*Raw records*:
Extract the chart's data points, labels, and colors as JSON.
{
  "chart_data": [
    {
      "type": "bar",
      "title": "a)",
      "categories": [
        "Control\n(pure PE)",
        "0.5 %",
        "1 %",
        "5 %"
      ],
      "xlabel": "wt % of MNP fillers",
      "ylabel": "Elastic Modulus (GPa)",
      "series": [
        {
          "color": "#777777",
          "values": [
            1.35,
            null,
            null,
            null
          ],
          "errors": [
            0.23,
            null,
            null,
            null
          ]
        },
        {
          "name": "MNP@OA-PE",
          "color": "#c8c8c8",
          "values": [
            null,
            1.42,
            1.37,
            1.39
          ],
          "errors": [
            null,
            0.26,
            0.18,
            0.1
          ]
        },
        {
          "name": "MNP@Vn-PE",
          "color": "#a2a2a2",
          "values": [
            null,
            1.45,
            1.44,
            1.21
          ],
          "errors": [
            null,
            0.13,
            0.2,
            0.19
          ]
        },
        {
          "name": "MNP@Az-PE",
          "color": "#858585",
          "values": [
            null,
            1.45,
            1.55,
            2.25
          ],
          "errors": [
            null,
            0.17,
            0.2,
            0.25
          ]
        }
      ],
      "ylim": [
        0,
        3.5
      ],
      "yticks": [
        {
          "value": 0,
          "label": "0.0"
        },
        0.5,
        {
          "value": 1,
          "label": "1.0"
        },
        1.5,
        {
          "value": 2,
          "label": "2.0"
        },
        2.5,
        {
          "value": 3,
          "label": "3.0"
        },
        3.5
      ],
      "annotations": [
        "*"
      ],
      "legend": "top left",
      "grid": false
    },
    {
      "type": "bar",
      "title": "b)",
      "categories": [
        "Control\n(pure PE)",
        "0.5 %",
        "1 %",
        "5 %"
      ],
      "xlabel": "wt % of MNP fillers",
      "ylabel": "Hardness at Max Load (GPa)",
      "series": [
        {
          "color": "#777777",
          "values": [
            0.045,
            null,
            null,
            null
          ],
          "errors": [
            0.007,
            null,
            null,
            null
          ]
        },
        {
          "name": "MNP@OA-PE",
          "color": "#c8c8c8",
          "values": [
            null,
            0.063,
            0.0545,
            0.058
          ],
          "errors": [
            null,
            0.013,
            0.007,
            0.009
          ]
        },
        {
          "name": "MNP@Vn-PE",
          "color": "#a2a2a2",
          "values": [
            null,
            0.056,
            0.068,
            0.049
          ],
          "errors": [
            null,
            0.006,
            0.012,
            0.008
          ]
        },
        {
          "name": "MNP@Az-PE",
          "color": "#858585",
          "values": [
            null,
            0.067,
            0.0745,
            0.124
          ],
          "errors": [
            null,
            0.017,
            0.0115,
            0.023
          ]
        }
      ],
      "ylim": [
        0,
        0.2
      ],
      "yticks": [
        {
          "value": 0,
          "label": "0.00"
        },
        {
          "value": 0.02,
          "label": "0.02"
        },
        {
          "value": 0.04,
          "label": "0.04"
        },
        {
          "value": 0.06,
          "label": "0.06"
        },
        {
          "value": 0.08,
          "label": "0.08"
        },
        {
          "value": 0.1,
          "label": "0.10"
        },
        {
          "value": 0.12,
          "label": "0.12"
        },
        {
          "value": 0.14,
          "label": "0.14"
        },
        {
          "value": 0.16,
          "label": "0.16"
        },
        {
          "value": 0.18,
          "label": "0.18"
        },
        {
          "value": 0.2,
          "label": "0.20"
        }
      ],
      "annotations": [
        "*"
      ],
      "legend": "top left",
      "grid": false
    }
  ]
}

*Goal of the exercise*:
Across the preceding material, how many lines contain the word "ylabel"? State the number alone.

*Output for this exercise*:
2